(Records that describe figures)
________________
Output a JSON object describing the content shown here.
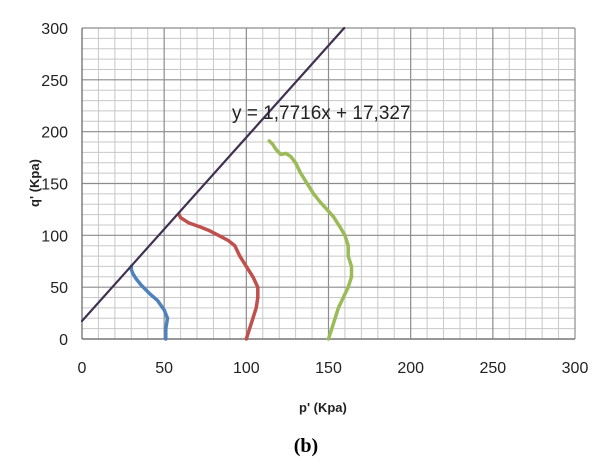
{
  "chart_data": {
    "type": "line",
    "xlabel": "p' (Kpa)",
    "ylabel": "q' (Kpa)",
    "xlim": [
      0,
      300
    ],
    "ylim": [
      0,
      300
    ],
    "xticks": [
      0,
      50,
      100,
      150,
      200,
      250,
      300
    ],
    "yticks": [
      0,
      50,
      100,
      150,
      200,
      250,
      300
    ],
    "grid": true,
    "annotation": "y = 1,7716x + 17,327",
    "panel_label": "(b)",
    "series": [
      {
        "color": "#4F81BD",
        "points": [
          [
            51,
            0
          ],
          [
            51,
            10
          ],
          [
            52,
            20
          ],
          [
            50,
            28
          ],
          [
            46,
            37
          ],
          [
            41,
            44
          ],
          [
            36,
            52
          ],
          [
            33,
            58
          ],
          [
            31,
            63
          ],
          [
            30,
            67
          ],
          [
            30,
            70
          ]
        ]
      },
      {
        "color": "#C0504D",
        "points": [
          [
            100,
            0
          ],
          [
            102,
            10
          ],
          [
            104,
            20
          ],
          [
            106,
            30
          ],
          [
            107,
            40
          ],
          [
            107,
            50
          ],
          [
            104,
            60
          ],
          [
            100,
            70
          ],
          [
            96,
            80
          ],
          [
            93,
            90
          ],
          [
            89,
            95
          ],
          [
            83,
            100
          ],
          [
            77,
            105
          ],
          [
            72,
            108
          ],
          [
            65,
            112
          ],
          [
            60,
            117
          ],
          [
            59,
            120
          ]
        ]
      },
      {
        "color": "#9BBB59",
        "points": [
          [
            150,
            0
          ],
          [
            152,
            10
          ],
          [
            154,
            20
          ],
          [
            156,
            30
          ],
          [
            159,
            40
          ],
          [
            162,
            50
          ],
          [
            164,
            60
          ],
          [
            164,
            70
          ],
          [
            162,
            80
          ],
          [
            162,
            90
          ],
          [
            160,
            100
          ],
          [
            157,
            108
          ],
          [
            153,
            118
          ],
          [
            149,
            125
          ],
          [
            145,
            132
          ],
          [
            141,
            140
          ],
          [
            137,
            150
          ],
          [
            133,
            160
          ],
          [
            130,
            170
          ],
          [
            127,
            176
          ],
          [
            124,
            179
          ],
          [
            121,
            178
          ],
          [
            118,
            183
          ],
          [
            116,
            188
          ],
          [
            114,
            191
          ]
        ]
      },
      {
        "color": "#403152",
        "type": "trendline",
        "slope": 1.7716,
        "intercept": 17.327,
        "points": [
          [
            0,
            17.327
          ],
          [
            159.56,
            300
          ]
        ]
      }
    ]
  }
}
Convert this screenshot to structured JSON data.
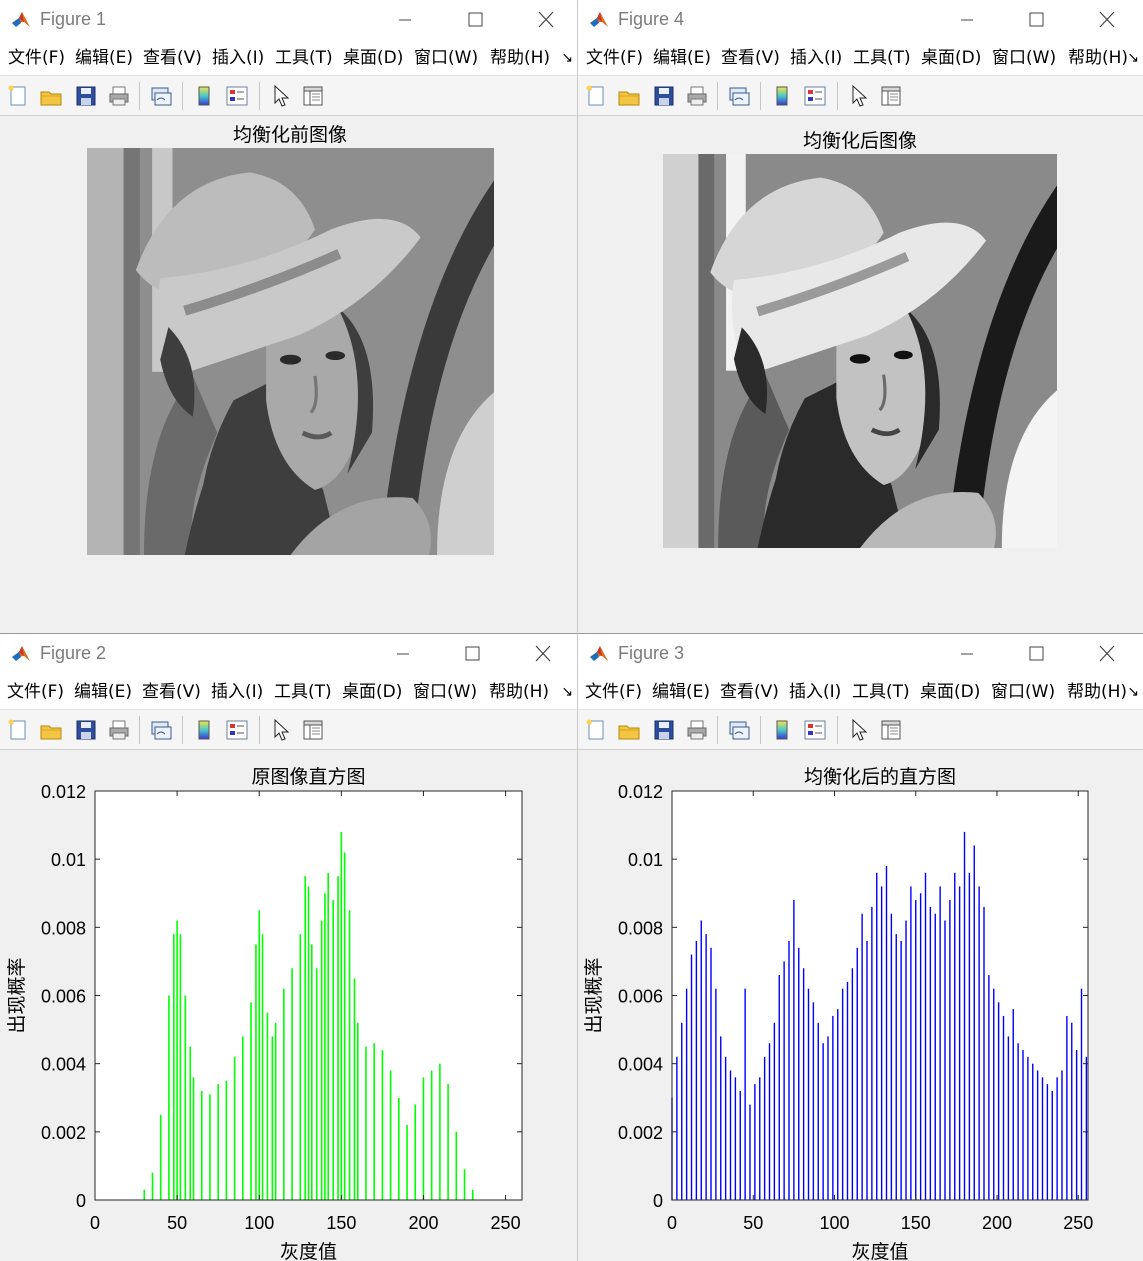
________________
Where a line contains "JSON", copy that line.

Output a JSON object describing the content shown here.
Convert this screenshot to structured JSON data.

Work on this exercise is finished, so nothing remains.